* [PROBLEM TO WORK ON]
Write out every record in full, exactly as written, please.

* [EXERCISE INPUTS]

----------------------------------------

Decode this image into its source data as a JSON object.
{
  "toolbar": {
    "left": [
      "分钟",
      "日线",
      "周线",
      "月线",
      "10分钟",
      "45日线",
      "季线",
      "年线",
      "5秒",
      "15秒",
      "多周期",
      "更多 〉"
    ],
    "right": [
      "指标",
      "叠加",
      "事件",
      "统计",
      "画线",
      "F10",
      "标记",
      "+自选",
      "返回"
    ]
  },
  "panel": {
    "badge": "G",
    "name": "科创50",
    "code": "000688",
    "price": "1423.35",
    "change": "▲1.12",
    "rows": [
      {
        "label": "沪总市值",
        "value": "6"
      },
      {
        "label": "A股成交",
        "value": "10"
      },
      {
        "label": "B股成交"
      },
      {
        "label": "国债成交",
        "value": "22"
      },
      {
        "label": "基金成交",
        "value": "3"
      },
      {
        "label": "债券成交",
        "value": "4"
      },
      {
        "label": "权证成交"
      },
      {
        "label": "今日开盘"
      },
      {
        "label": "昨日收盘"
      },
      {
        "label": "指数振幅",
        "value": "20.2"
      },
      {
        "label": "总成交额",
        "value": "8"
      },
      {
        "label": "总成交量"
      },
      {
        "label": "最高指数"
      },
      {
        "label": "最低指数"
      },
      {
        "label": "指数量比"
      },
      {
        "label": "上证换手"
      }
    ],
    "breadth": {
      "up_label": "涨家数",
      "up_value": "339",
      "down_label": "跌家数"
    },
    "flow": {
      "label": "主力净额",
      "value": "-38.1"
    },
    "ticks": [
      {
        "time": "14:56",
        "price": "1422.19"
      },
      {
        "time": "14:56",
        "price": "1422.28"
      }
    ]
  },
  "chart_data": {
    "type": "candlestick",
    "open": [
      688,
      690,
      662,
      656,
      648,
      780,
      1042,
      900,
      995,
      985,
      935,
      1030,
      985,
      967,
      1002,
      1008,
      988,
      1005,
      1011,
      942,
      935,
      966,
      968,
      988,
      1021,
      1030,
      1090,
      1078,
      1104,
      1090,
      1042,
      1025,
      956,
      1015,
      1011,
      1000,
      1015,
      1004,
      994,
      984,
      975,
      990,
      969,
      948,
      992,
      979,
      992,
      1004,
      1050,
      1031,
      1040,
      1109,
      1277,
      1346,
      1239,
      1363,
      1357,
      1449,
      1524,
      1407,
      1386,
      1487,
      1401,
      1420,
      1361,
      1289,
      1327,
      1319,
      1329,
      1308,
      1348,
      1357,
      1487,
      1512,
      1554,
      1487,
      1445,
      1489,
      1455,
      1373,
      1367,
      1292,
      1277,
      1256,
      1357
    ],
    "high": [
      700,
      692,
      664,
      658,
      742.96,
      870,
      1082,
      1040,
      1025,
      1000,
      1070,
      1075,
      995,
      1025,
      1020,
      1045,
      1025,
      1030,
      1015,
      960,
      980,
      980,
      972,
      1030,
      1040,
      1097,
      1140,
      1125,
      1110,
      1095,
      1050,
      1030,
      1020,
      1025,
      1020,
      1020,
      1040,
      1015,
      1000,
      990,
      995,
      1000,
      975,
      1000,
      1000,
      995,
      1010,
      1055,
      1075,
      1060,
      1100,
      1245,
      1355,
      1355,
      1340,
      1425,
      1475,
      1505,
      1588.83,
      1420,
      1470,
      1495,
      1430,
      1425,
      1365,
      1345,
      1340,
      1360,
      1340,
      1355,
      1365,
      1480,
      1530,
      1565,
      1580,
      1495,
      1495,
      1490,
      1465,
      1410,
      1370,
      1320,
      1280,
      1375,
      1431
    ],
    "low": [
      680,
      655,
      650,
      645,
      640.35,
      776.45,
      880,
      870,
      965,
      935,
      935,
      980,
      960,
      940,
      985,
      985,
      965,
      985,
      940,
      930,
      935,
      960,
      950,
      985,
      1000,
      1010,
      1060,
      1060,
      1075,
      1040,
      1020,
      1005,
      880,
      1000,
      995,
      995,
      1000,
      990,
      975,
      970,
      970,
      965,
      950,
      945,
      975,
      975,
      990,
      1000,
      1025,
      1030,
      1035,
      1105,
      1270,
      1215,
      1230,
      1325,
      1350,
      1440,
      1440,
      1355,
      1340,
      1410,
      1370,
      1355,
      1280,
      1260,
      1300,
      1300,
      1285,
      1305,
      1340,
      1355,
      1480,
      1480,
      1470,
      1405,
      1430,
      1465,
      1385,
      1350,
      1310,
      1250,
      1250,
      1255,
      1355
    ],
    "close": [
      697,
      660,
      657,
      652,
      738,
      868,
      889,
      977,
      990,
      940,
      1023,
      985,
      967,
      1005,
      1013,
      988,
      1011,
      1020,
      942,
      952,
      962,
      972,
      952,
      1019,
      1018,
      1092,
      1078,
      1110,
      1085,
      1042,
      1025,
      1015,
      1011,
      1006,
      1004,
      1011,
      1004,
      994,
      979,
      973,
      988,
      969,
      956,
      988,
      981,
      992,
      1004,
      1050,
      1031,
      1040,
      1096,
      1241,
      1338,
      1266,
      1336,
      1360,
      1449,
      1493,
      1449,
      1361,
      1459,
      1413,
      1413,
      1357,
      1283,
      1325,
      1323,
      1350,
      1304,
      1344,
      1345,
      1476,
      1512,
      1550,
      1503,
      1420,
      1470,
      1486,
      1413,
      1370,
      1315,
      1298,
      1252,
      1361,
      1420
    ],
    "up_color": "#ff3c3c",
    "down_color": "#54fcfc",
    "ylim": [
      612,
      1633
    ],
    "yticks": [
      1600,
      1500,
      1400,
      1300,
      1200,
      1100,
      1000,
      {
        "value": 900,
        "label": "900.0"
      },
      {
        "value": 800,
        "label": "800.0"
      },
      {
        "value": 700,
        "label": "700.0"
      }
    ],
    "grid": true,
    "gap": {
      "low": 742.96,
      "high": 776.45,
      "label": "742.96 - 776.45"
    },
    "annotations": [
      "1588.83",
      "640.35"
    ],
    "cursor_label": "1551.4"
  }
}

----------------------------------------

* [ANSWER TO THIS PROBLEM]
Decode this image into its source data as a JSON object.
{
  "toolbar": {
    "left": [
      "分钟",
      "日线",
      "周线",
      "月线",
      "10分钟",
      "45日线",
      "季线",
      "年线",
      "5秒",
      "15秒",
      "多周期",
      "更多 〉"
    ],
    "right": [
      "指标",
      "叠加",
      "事件",
      "统计",
      "画线",
      "F10",
      "标记",
      "+自选",
      "返回"
    ]
  },
  "panel": {
    "badge": "G",
    "name": "科创50",
    "code": "000688",
    "price": "1423.35",
    "change": "▲1.12",
    "rows": [
      {
        "label": "沪总市值",
        "value": "6"
      },
      {
        "label": "A股成交",
        "value": "10"
      },
      {
        "label": "B股成交"
      },
      {
        "label": "国债成交",
        "value": "22"
      },
      {
        "label": "基金成交",
        "value": "3"
      },
      {
        "label": "债券成交",
        "value": "4"
      },
      {
        "label": "权证成交"
      },
      {
        "label": "今日开盘"
      },
      {
        "label": "昨日收盘"
      },
      {
        "label": "指数振幅",
        "value": "20.2"
      },
      {
        "label": "总成交额",
        "value": "8"
      },
      {
        "label": "总成交量"
      },
      {
        "label": "最高指数"
      },
      {
        "label": "最低指数"
      },
      {
        "label": "指数量比"
      },
      {
        "label": "上证换手"
      }
    ],
    "breadth": {
      "up_label": "涨家数",
      "up_value": "339",
      "down_label": "跌家数"
    },
    "flow": {
      "label": "主力净额",
      "value": "-38.1"
    },
    "ticks": [
      {
        "time": "14:56",
        "price": "1422.19"
      },
      {
        "time": "14:56",
        "price": "1422.28"
      }
    ]
  },
  "chart_data": {
    "type": "candlestick",
    "open": [
      688,
      690,
      662,
      656,
      648,
      780,
      1042,
      900,
      995,
      985,
      935,
      1030,
      985,
      967,
      1002,
      1008,
      988,
      1005,
      1011,
      942,
      935,
      966,
      968,
      988,
      1021,
      1030,
      1090,
      1078,
      1104,
      1090,
      1042,
      1025,
      956,
      1015,
      1011,
      1000,
      1015,
      1004,
      994,
      984,
      975,
      990,
      969,
      948,
      992,
      979,
      992,
      1004,
      1050,
      1031,
      1040,
      1109,
      1277,
      1346,
      1239,
      1363,
      1357,
      1449,
      1524,
      1407,
      1386,
      1487,
      1401,
      1420,
      1361,
      1289,
      1327,
      1319,
      1329,
      1308,
      1348,
      1357,
      1487,
      1512,
      1554,
      1487,
      1445,
      1489,
      1455,
      1373,
      1367,
      1292,
      1277,
      1256,
      1357
    ],
    "high": [
      700,
      692,
      664,
      658,
      742.96,
      870,
      1082,
      1040,
      1025,
      1000,
      1070,
      1075,
      995,
      1025,
      1020,
      1045,
      1025,
      1030,
      1015,
      960,
      980,
      980,
      972,
      1030,
      1040,
      1097,
      1140,
      1125,
      1110,
      1095,
      1050,
      1030,
      1020,
      1025,
      1020,
      1020,
      1040,
      1015,
      1000,
      990,
      995,
      1000,
      975,
      1000,
      1000,
      995,
      1010,
      1055,
      1075,
      1060,
      1100,
      1245,
      1355,
      1355,
      1340,
      1425,
      1475,
      1505,
      1588.83,
      1420,
      1470,
      1495,
      1430,
      1425,
      1365,
      1345,
      1340,
      1360,
      1340,
      1355,
      1365,
      1480,
      1530,
      1565,
      1580,
      1495,
      1495,
      1490,
      1465,
      1410,
      1370,
      1320,
      1280,
      1375,
      1431
    ],
    "low": [
      680,
      655,
      650,
      645,
      640.35,
      776.45,
      880,
      870,
      965,
      935,
      935,
      980,
      960,
      940,
      985,
      985,
      965,
      985,
      940,
      930,
      935,
      960,
      950,
      985,
      1000,
      1010,
      1060,
      1060,
      1075,
      1040,
      1020,
      1005,
      880,
      1000,
      995,
      995,
      1000,
      990,
      975,
      970,
      970,
      965,
      950,
      945,
      975,
      975,
      990,
      1000,
      1025,
      1030,
      1035,
      1105,
      1270,
      1215,
      1230,
      1325,
      1350,
      1440,
      1440,
      1355,
      1340,
      1410,
      1370,
      1355,
      1280,
      1260,
      1300,
      1300,
      1285,
      1305,
      1340,
      1355,
      1480,
      1480,
      1470,
      1405,
      1430,
      1465,
      1385,
      1350,
      1310,
      1250,
      1250,
      1255,
      1355
    ],
    "close": [
      697,
      660,
      657,
      652,
      738,
      868,
      889,
      977,
      990,
      940,
      1023,
      985,
      967,
      1005,
      1013,
      988,
      1011,
      1020,
      942,
      952,
      962,
      972,
      952,
      1019,
      1018,
      1092,
      1078,
      1110,
      1085,
      1042,
      1025,
      1015,
      1011,
      1006,
      1004,
      1011,
      1004,
      994,
      979,
      973,
      988,
      969,
      956,
      988,
      981,
      992,
      1004,
      1050,
      1031,
      1040,
      1096,
      1241,
      1338,
      1266,
      1336,
      1360,
      1449,
      1493,
      1449,
      1361,
      1459,
      1413,
      1413,
      1357,
      1283,
      1325,
      1323,
      1350,
      1304,
      1344,
      1345,
      1476,
      1512,
      1550,
      1503,
      1420,
      1470,
      1486,
      1413,
      1370,
      1315,
      1298,
      1252,
      1361,
      1420
    ],
    "up_color": "#ff3c3c",
    "down_color": "#54fcfc",
    "ylim": [
      612,
      1633
    ],
    "yticks": [
      1600,
      1500,
      1400,
      1300,
      1200,
      1100,
      1000,
      {
        "value": 900,
        "label": "900.0"
      },
      {
        "value": 800,
        "label": "800.0"
      },
      {
        "value": 700,
        "label": "700.0"
      }
    ],
    "grid": true,
    "gap": {
      "low": 742.96,
      "high": 776.45,
      "label": "742.96 - 776.45"
    },
    "annotations": [
      "1588.83",
      "640.35"
    ],
    "cursor_label": "1551.4"
  }
}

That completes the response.